(Part of a data file)
========
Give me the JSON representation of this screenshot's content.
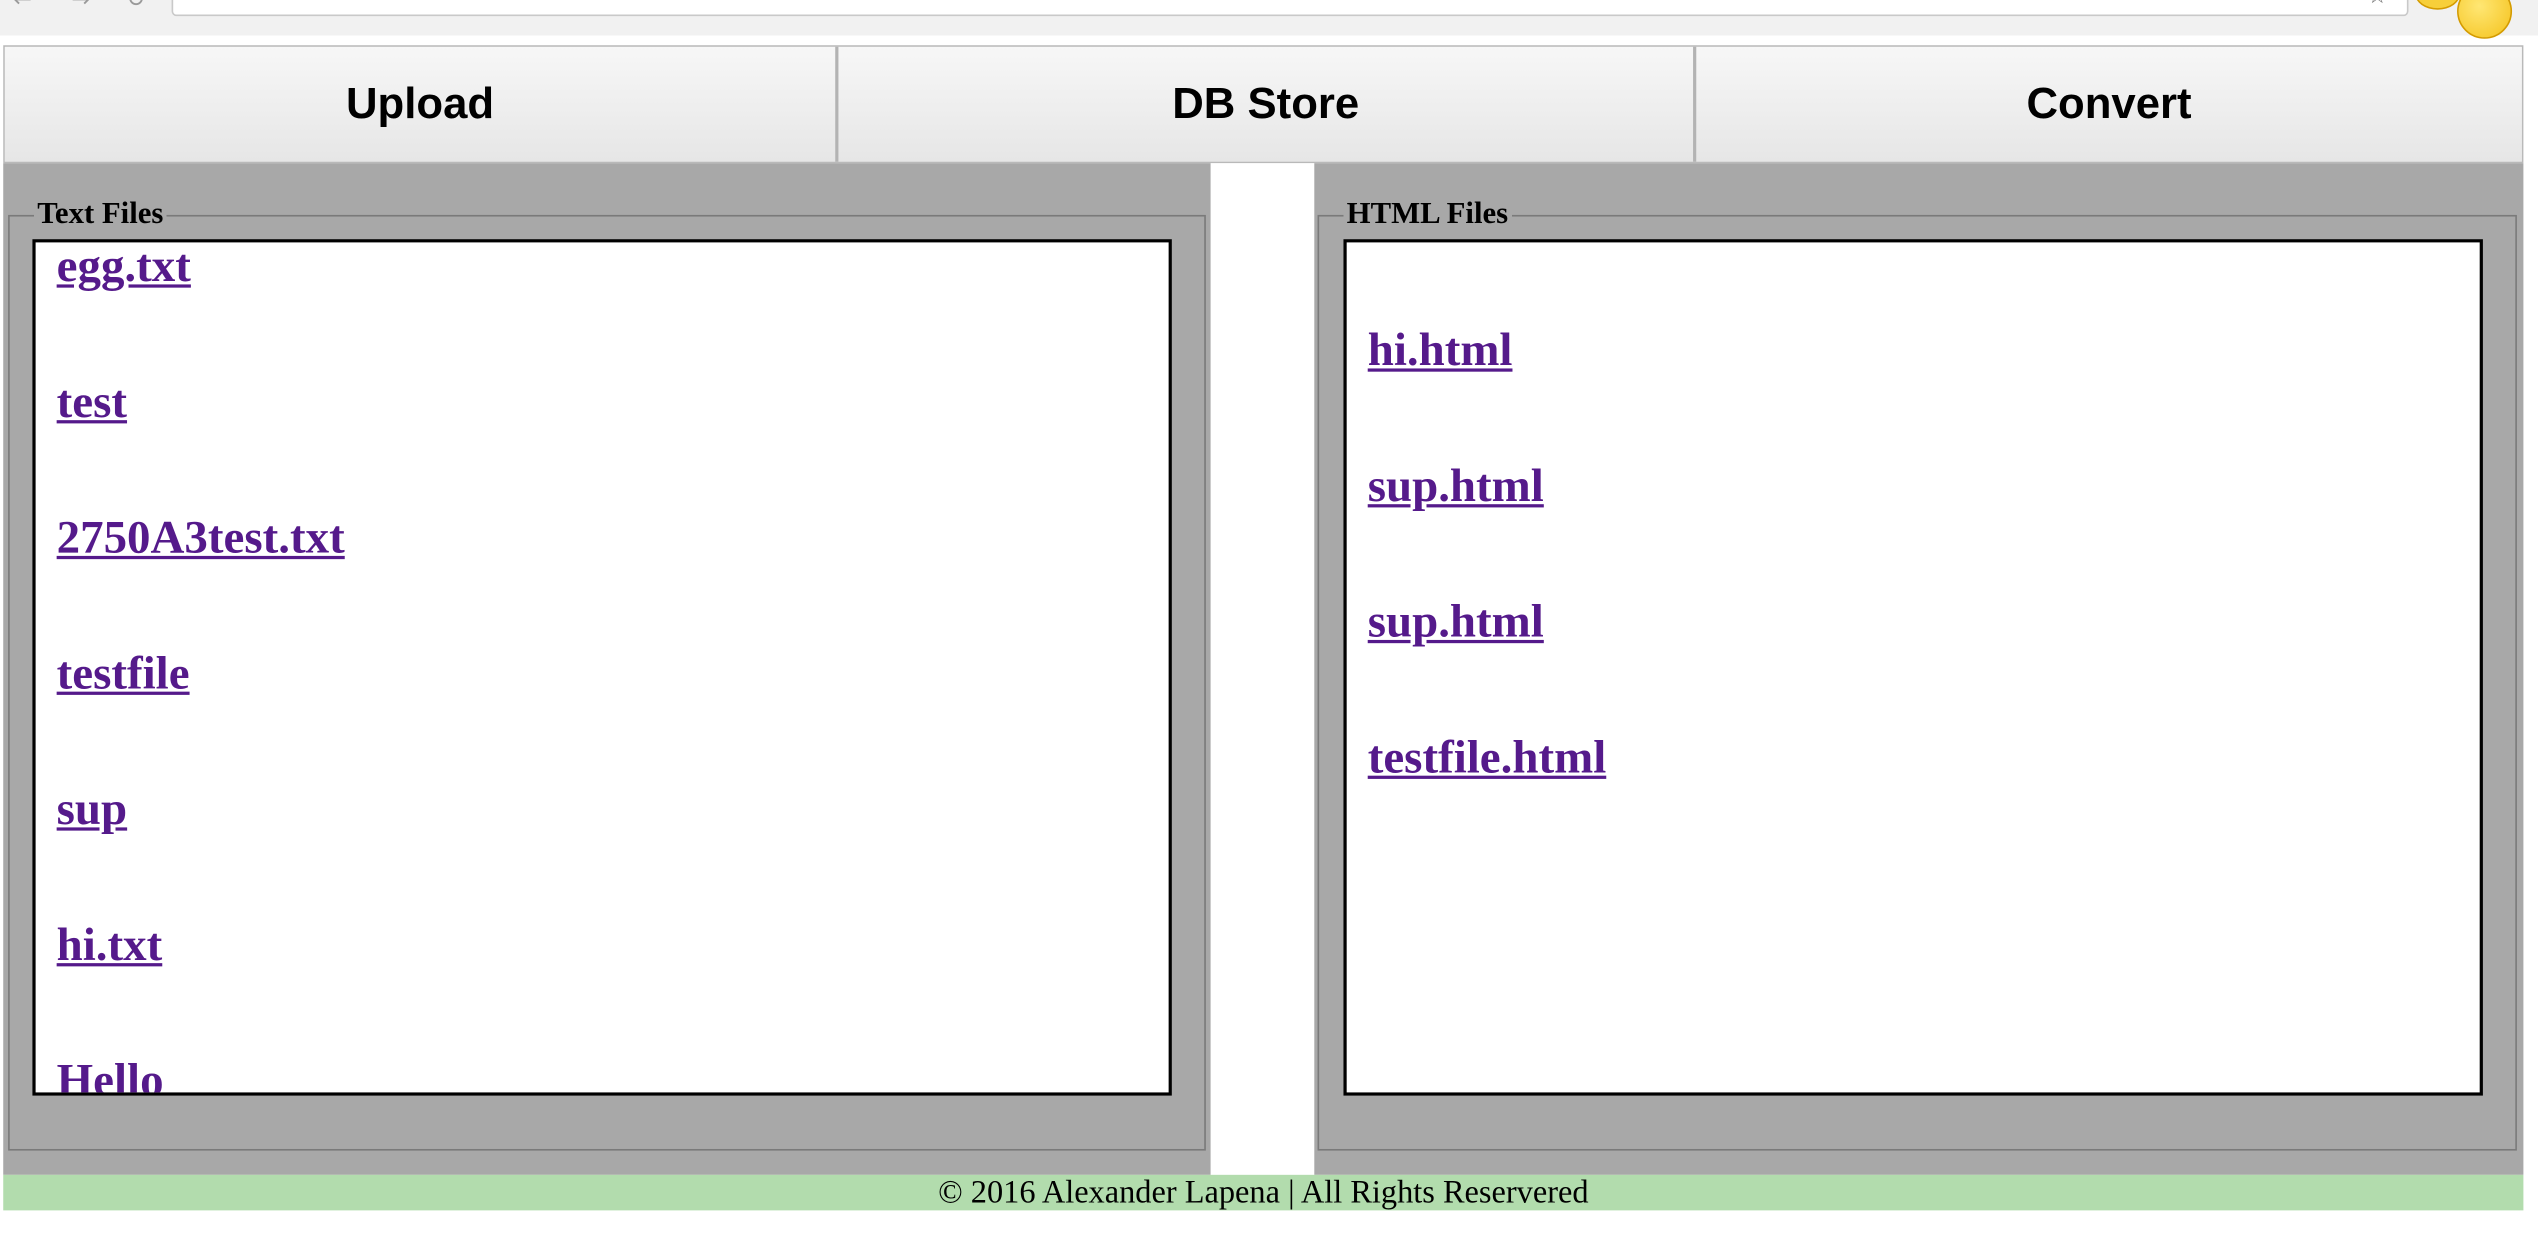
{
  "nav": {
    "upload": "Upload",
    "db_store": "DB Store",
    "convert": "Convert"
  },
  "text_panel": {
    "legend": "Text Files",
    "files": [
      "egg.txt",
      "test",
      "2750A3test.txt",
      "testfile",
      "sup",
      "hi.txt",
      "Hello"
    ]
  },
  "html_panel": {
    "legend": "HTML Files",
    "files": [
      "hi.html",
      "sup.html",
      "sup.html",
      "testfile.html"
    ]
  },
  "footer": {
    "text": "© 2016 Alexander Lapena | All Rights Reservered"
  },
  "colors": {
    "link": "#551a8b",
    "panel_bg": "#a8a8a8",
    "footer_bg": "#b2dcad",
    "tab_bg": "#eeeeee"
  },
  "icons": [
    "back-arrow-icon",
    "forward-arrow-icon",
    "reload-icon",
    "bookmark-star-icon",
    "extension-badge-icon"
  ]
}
========
Output all of the data exactly as it stands, minus any images.

WRITTEN ANSWER:
Give me the JSON representation of this screenshot's content.
{
  "nav": {
    "upload": "Upload",
    "db_store": "DB Store",
    "convert": "Convert"
  },
  "text_panel": {
    "legend": "Text Files",
    "files": [
      "egg.txt",
      "test",
      "2750A3test.txt",
      "testfile",
      "sup",
      "hi.txt",
      "Hello"
    ]
  },
  "html_panel": {
    "legend": "HTML Files",
    "files": [
      "hi.html",
      "sup.html",
      "sup.html",
      "testfile.html"
    ]
  },
  "footer": {
    "text": "© 2016 Alexander Lapena | All Rights Reservered"
  },
  "colors": {
    "link": "#551a8b",
    "panel_bg": "#a8a8a8",
    "footer_bg": "#b2dcad",
    "tab_bg": "#eeeeee"
  },
  "icons": [
    "back-arrow-icon",
    "forward-arrow-icon",
    "reload-icon",
    "bookmark-star-icon",
    "extension-badge-icon"
  ]
}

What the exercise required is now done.